> **Goals**:
1. Using the brewing forum text, decide whether each statement agrees with it: (a) the first writer adds whirlfloc to every brew, (b) the second writer does not enter competitions, and (c) the writer who mentions ~5.3-5.4 checks only randomly rather than with every brew. Answer yes or no for each, quoting the words that settle it.
2. Rewrite the part of the brewing forum text that opens with the words containing "I don't usually" and closes with "no big deal.", putting "Irish moss" in place of "whirlfloc".

I don't usually worry about beer appearance, but I sometimes use whirlfloc. I'm on the fence, it seems to help a small amount, doesn't hurt anything, but if you forget to toss it in, no big deal.
https://brulosophy.com/2017/03/27/the-whirlfloc-effect-exbeeriment-results/
I don't typically care that much about that either. Not to start an argument or anything. I use it because I was told it helps, but to be honest I am probably going to finish what I have and not use it much anymore, if at all. I don't mind a cloudy beer if it tastes good. I don't do competition so I don't need to adhere to any style regulations. But, I can see if you are doing competitions where the style says it has to be clear, it would probably help.
 
I check randomly, yes I know I should with all brews. But I am consistently ~5.3-5.4. I need to change something. I have some lactic and phosphoric acid I need to use.

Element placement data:
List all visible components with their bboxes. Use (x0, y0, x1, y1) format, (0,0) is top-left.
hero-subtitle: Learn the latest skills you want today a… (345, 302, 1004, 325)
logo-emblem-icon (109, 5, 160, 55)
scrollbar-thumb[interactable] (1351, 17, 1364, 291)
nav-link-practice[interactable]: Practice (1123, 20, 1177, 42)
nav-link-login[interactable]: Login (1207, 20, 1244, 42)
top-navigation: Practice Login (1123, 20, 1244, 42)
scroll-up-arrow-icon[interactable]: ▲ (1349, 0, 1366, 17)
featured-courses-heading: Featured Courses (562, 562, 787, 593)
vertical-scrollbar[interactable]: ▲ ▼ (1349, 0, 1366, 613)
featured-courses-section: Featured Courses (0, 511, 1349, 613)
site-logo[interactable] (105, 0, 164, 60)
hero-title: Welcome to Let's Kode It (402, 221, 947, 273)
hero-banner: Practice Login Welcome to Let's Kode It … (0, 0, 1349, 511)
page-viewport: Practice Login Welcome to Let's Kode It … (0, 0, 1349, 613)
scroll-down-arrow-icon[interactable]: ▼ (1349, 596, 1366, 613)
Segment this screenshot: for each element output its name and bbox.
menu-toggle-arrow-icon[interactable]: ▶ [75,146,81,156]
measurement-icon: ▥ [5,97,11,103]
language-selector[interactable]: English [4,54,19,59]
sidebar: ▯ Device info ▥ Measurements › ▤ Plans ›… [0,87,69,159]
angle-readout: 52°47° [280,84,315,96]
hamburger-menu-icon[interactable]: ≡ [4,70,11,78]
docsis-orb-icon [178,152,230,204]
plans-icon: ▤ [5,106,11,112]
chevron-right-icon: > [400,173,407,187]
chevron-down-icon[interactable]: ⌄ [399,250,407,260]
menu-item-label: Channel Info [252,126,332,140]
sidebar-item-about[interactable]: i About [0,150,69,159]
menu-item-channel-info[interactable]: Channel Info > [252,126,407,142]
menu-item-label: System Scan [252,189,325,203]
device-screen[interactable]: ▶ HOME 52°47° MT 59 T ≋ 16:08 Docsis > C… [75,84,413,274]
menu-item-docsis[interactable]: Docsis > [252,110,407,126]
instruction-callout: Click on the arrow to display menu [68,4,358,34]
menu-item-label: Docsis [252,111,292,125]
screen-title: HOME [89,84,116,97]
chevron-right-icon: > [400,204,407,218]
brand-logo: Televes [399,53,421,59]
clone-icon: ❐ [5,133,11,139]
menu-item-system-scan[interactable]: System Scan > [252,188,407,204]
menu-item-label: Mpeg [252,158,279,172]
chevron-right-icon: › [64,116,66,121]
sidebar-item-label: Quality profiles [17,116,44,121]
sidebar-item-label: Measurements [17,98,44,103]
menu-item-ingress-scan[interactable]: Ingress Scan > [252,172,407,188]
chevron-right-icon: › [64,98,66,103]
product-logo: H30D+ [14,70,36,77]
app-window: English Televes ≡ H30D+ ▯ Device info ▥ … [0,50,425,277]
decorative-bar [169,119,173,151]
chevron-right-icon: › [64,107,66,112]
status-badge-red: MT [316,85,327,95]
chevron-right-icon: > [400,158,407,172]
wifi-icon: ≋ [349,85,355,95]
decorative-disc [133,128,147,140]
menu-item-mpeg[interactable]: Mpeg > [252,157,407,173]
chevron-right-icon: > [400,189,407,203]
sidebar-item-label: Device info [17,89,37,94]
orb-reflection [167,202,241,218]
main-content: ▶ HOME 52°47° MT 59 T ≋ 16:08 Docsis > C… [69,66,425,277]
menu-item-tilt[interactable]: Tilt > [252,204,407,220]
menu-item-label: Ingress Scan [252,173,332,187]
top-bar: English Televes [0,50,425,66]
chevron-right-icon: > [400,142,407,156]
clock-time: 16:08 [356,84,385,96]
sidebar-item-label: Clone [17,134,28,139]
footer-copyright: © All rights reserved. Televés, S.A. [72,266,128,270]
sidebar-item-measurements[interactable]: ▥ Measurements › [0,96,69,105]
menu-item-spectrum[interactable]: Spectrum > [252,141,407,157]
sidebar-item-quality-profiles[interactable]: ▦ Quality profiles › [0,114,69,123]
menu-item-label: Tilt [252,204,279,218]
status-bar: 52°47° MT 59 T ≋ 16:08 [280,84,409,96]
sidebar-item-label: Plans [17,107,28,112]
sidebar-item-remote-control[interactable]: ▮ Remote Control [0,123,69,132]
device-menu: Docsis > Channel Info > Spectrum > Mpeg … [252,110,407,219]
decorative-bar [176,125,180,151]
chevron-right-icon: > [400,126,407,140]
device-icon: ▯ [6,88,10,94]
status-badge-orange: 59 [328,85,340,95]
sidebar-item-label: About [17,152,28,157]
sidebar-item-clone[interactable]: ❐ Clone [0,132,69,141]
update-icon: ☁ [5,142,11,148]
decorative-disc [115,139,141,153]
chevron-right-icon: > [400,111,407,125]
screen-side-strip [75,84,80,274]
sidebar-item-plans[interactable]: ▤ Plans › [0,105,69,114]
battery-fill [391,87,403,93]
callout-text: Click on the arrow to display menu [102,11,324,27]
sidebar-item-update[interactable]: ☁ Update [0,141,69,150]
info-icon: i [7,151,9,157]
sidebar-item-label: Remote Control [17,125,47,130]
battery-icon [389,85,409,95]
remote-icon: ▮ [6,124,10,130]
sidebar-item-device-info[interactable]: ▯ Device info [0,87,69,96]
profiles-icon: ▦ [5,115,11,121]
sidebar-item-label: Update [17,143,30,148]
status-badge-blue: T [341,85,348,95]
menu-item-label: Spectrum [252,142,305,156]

> **Written responses**:
1.
(a) No: "I sometimes use whirlfloc."
(b) Yes: "I don't do competition so I don't need to adhere to any style regulations."
(c) Yes: "I check randomly, yes I know I should with all brews."

2.
I don't usually worry about beer appearance, but I sometimes use Irish moss. I'm on the fence, it seems to help a small amount, doesn't hurt anything, but if you forget to toss it in, no big deal.